**WORK ITEM:** Using the listing below, keep only the lines with the word "mMol" and copy them.

**ENTRIES SHOWN:**
——————————

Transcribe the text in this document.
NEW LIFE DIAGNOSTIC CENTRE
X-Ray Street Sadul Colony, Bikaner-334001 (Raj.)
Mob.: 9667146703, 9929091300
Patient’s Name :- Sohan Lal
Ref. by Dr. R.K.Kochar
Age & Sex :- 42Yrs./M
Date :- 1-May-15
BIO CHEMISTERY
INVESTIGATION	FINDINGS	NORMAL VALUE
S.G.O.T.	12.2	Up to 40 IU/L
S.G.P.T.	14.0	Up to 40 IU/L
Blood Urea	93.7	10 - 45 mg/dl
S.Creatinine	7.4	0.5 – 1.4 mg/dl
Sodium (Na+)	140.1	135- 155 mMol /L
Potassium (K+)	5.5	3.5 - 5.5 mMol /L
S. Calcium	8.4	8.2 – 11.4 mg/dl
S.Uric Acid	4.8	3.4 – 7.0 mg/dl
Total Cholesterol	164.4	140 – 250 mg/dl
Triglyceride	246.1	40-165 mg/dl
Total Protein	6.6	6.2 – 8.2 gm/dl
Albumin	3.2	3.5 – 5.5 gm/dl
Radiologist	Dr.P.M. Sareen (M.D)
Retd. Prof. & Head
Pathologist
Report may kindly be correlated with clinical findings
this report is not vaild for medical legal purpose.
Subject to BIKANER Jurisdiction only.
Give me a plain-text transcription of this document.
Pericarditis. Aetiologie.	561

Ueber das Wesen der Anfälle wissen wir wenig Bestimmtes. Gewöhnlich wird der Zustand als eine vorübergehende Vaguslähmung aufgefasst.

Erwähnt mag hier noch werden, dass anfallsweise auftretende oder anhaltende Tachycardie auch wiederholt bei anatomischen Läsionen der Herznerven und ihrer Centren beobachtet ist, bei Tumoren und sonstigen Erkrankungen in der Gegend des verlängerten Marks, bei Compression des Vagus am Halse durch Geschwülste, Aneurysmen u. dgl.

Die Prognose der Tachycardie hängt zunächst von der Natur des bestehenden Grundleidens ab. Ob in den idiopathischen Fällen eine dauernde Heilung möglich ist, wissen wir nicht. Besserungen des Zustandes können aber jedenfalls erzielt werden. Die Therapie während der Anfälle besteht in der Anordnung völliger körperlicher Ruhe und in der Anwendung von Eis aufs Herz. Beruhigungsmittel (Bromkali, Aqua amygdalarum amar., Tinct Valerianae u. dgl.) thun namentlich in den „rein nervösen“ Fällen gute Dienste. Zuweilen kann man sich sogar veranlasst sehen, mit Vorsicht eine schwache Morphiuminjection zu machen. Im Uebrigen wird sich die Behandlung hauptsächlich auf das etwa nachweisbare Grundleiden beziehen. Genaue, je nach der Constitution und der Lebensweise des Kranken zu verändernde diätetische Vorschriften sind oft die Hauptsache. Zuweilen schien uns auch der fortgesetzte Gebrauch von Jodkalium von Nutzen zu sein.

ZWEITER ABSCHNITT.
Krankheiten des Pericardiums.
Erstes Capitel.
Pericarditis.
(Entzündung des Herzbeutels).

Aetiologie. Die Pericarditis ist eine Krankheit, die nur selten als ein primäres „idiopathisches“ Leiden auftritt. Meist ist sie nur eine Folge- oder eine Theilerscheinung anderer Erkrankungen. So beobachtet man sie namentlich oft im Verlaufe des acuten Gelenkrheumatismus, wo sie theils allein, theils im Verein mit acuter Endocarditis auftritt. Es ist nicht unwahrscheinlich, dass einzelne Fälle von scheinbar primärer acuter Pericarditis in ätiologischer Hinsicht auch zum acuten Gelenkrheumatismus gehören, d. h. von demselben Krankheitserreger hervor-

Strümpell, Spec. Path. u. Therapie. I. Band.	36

——————————

**ANSWER:**
Sodium (Na+)	140.1	135- 155 mMol /L
Potassium (K+)	5.5	3.5 - 5.5 mMol /L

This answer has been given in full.